### EXERCISE DESCRIPTION
Among the lines below, count those with "Eğitimi". Give the total alone.

Start of DATA PROVIDED

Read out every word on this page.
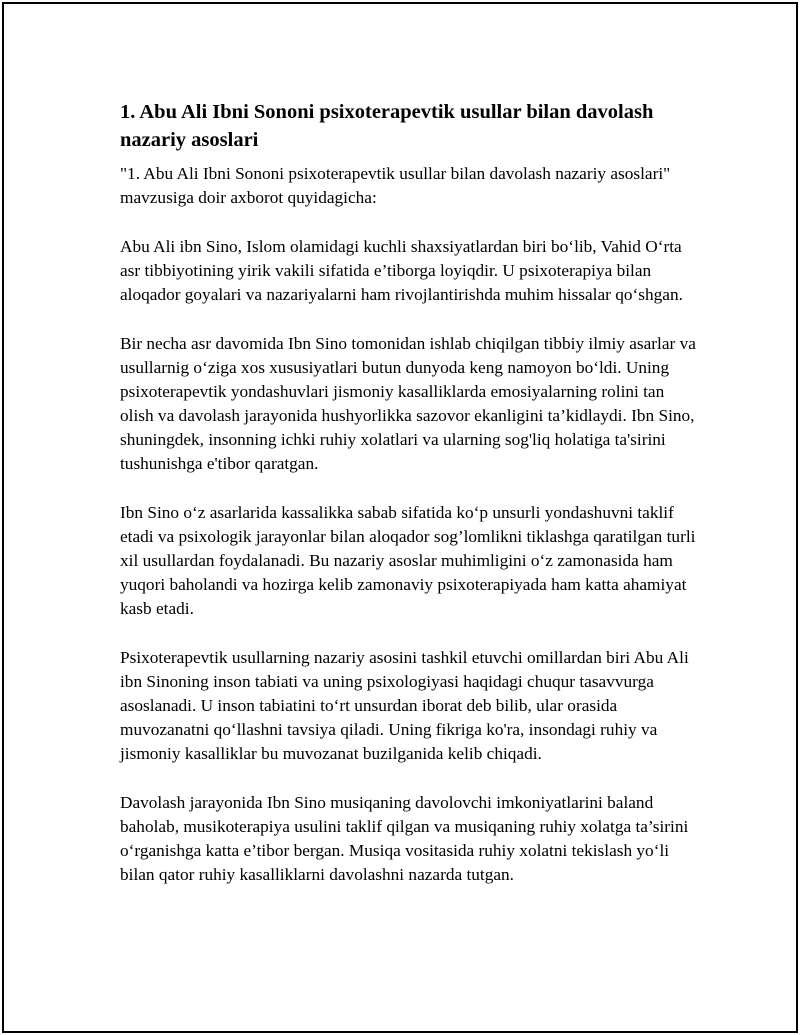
1. Abu Ali Ibni Sononi psixoterapevtik usullar bilan davolash nazariy asoslari

"1. Abu Ali Ibni Sononi psixoterapevtik usullar bilan davolash nazariy asoslari" mavzusiga doir axborot quyidagicha:

Abu Ali ibn Sino, Islom olamidagi kuchli shaxsiyatlardan biri bo‘lib, Vahid O‘rta asr tibbiyotining yirik vakili sifatida e’tiborga loyiqdir. U psixoterapiya bilan aloqador goyalari va nazariyalarni ham rivojlantirishda muhim hissalar qo‘shgan.

Bir necha asr davomida Ibn Sino tomonidan ishlab chiqilgan tibbiy ilmiy asarlar va usullarnig o‘ziga xos xususiyatlari butun dunyoda keng namoyon bo‘ldi. Uning psixoterapevtik yondashuvlari jismoniy kasalliklarda emosiyalarning rolini tan olish va davolash jarayonida hushyorlikka sazovor ekanligini ta’kidlaydi. Ibn Sino, shuningdek, insonning ichki ruhiy xolatlari va ularning sog'liq holatiga ta'sirini tushunishga e'tibor qaratgan.

Ibn Sino o‘z asarlarida kassalikka sabab sifatida ko‘p unsurli yondashuvni taklif etadi va psixologik jarayonlar bilan aloqador sog’lomlikni tiklashga qaratilgan turli xil usullardan foydalanadi. Bu nazariy asoslar muhimligini o‘z zamonasida ham yuqori baholandi va hozirga kelib zamonaviy psixoterapiyada ham katta ahamiyat kasb etadi.

Psixoterapevtik usullarning nazariy asosini tashkil etuvchi omillardan biri Abu Ali ibn Sinoning inson tabiati va uning psixologiyasi haqidagi chuqur tasavvurga asoslanadi. U inson tabiatini to‘rt unsurdan iborat deb bilib, ular orasida muvozanatni qo‘llashni tavsiya qiladi. Uning fikriga ko'ra, insondagi ruhiy va jismoniy kasalliklar bu muvozanat buzilganida kelib chiqadi.

Davolash jarayonida Ibn Sino musiqaning davolovchi imkoniyatlarini baland baholab, musikoterapiya usulini taklif qilgan va musiqaning ruhiy xolatga ta’sirini o‘rganishga katta e’tibor bergan. Musiqa vositasida ruhiy xolatni tekislash yo‘li bilan qator ruhiy kasalliklarni davolashni nazarda tutgan.
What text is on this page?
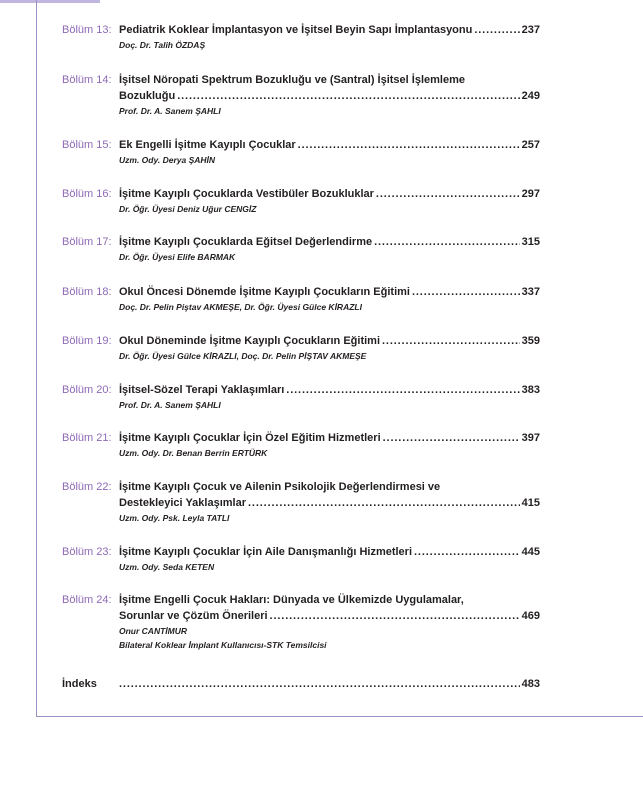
Bölüm 13: Pediatrik Koklear İmplantasyon ve İşitsel Beyin Sapı İmplantasyonu . . .	237
Doç. Dr. Talih ÖZDAŞ
Bölüm 14: İşitsel Nöropati Spektrum Bozukluğu ve (Santral) İşitsel İşlemleme
Bozukluğu . . .	249
Prof. Dr. A. Sanem ŞAHLI
Bölüm 15: Ek Engelli İşitme Kayıplı Çocuklar . . .	257
Uzm. Ody. Derya ŞAHİN
Bölüm 16: İşitme Kayıplı Çocuklarda Vestibüler Bozukluklar . . .	297
Dr. Öğr. Üyesi Deniz Uğur CENGİZ
Bölüm 17: İşitme Kayıplı Çocuklarda Eğitsel Değerlendirme . . .	315
Dr. Öğr. Üyesi Elife BARMAK
Bölüm 18: Okul Öncesi Dönemde İşitme Kayıplı Çocukların Eğitimi . . .	337
Doç. Dr. Pelin Piştav AKMEŞE, Dr. Öğr. Üyesi Gülce KİRAZLI
Bölüm 19: Okul Döneminde İşitme Kayıplı Çocukların Eğitimi . . .	359
Dr. Öğr. Üyesi Gülce KİRAZLI, Doç. Dr. Pelin PİŞTAV AKMEŞE
Bölüm 20: İşitsel-Sözel Terapi Yaklaşımları . . .	383
Prof. Dr. A. Sanem ŞAHLI
Bölüm 21: İşitme Kayıplı Çocuklar İçin Özel Eğitim Hizmetleri . . .	397
Uzm. Ody. Dr. Benan Berrin ERTÜRK
Bölüm 22: İşitme Kayıplı Çocuk ve Ailenin Psikolojik Değerlendirmesi ve
Destekleyici Yaklaşımlar . . .	415
Uzm. Ody. Psk. Leyla TATLI
Bölüm 23: İşitme Kayıplı Çocuklar İçin Aile Danışmanlığı Hizmetleri . . .	445
Uzm. Ody. Seda KETEN
Bölüm 24: İşitme Engelli Çocuk Hakları: Dünyada ve Ülkemizde Uygulamalar,
Sorunlar ve Çözüm Önerileri . . .	469
Onur CANTİMUR
Bilateral Koklear İmplant Kullanıcısı-STK Temsilcisi
İndeks . . .	483
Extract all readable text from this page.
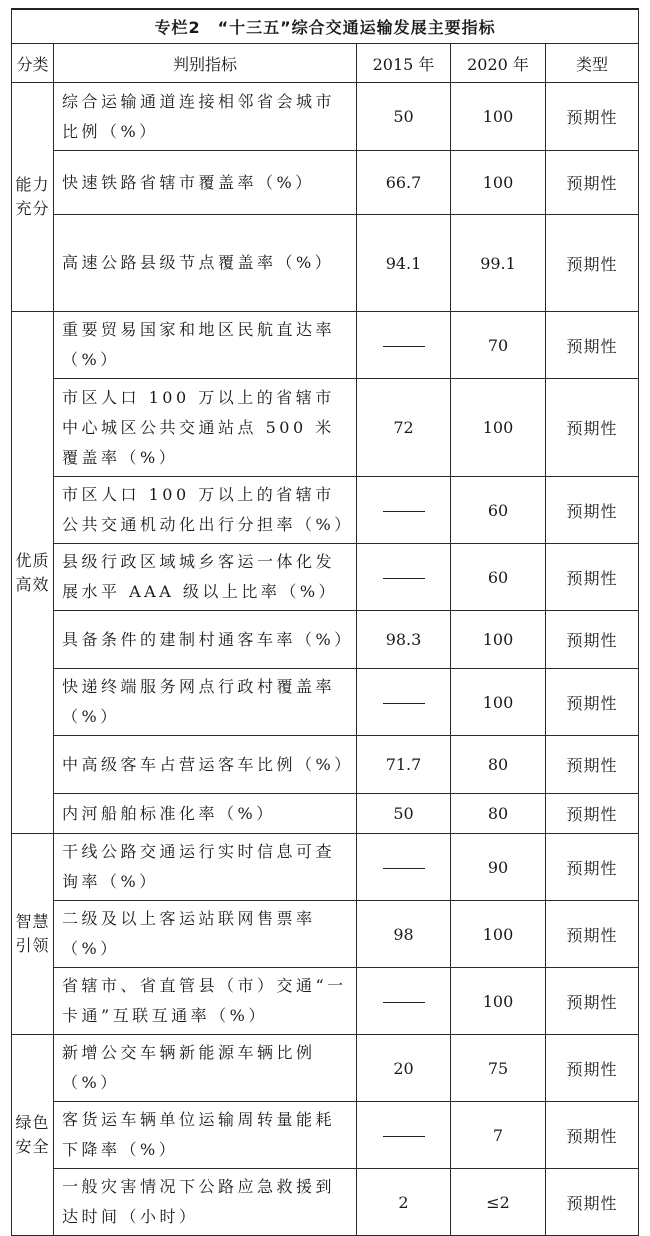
专栏2　“十三五”综合交通运输发展主要指标				
分类	判别指标	2015 年	2020 年	类型

能力
充分	综合运输通道连接相邻省会城市比例（%）	50	100	预期性
	快速铁路省辖市覆盖率（%）	66.7	100	预期性
	高速公路县级节点覆盖率（%）	94.1	99.1	预期性

优质
高效	重要贸易国家和地区民航直达率（%）		70	预期性
	市区人口 100 万以上的省辖市中心城区公共交通站点 500 米覆盖率（%）	72	100	预期性
	市区人口 100 万以上的省辖市公共交通机动化出行分担率（%）		60	预期性
	县级行政区域城乡客运一体化发展水平 AAA 级以上比率（%）		60	预期性
	具备条件的建制村通客车率（%）	98.3	100	预期性
	快递终端服务网点行政村覆盖率（%）		100	预期性
	中高级客车占营运客车比例（%）	71.7	80	预期性
	内河船舶标准化率（%）	50	80	预期性

智慧
引领	干线公路交通运行实时信息可查询率（%）		90	预期性
	二级及以上客运站联网售票率（%）	98	100	预期性
	省辖市、省直管县（市）交通“一卡通”互联互通率（%）		100	预期性

绿色
安全	新增公交车辆新能源车辆比例（%）	20	75	预期性
	客货运车辆单位运输周转量能耗下降率（%）		7	预期性
	一般灾害情况下公路应急救援到达时间（小时）	2	≤2	预期性
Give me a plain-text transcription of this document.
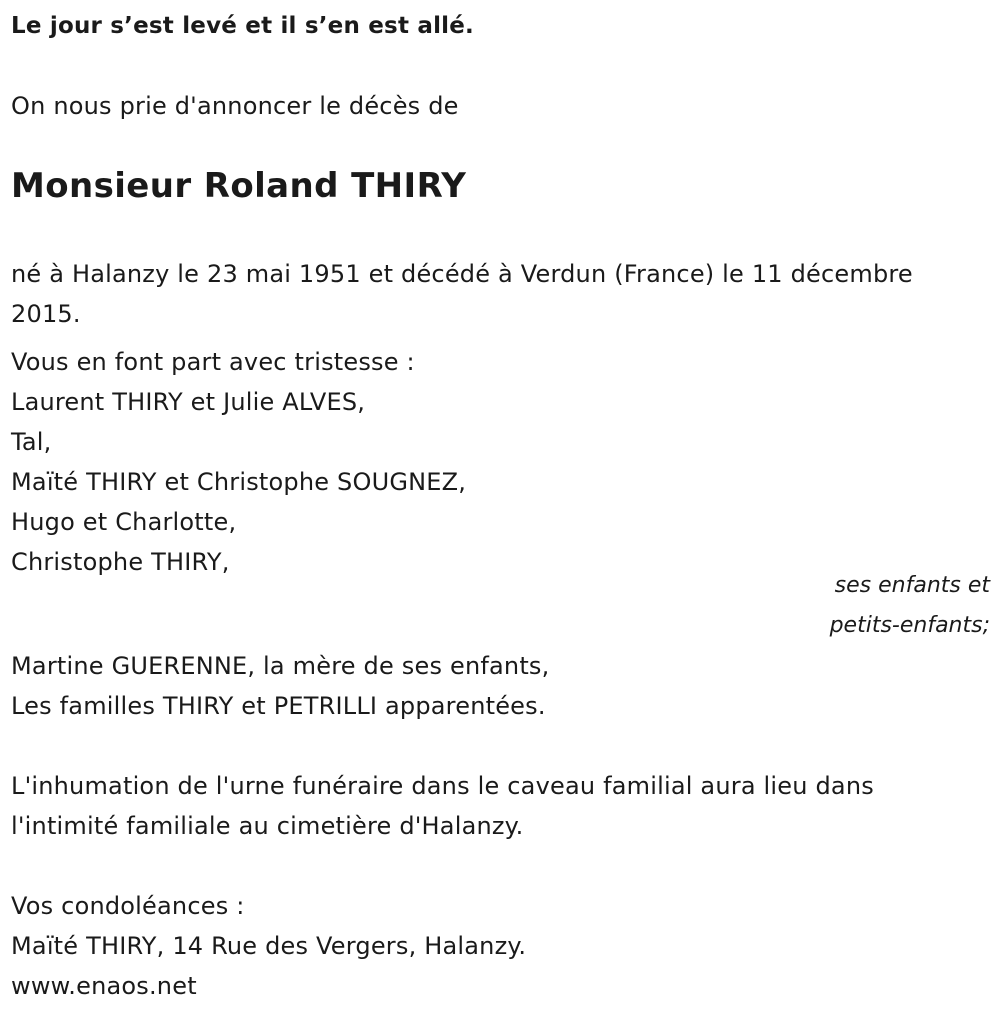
Le jour s’est levé et il s’en est allé.
On nous prie d'annoncer le décès de
Monsieur Roland THIRY
né à Halanzy le 23 mai 1951 et décédé à Verdun (France) le 11 décembre
2015.
Vous en font part avec tristesse :
Laurent THIRY et Julie ALVES,
Tal,
Maïté THIRY et Christophe SOUGNEZ,
Hugo et Charlotte,
Christophe THIRY,
ses enfants et
petits-enfants;
Martine GUERENNE, la mère de ses enfants,
Les familles THIRY et PETRILLI apparentées.
L'inhumation de l'urne funéraire dans le caveau familial aura lieu dans
l'intimité familiale au cimetière d'Halanzy.
Vos condoléances :
Maïté THIRY, 14 Rue des Vergers, Halanzy.
www.enaos.net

End of DATA PROVIDED

### TASK ANSWER
2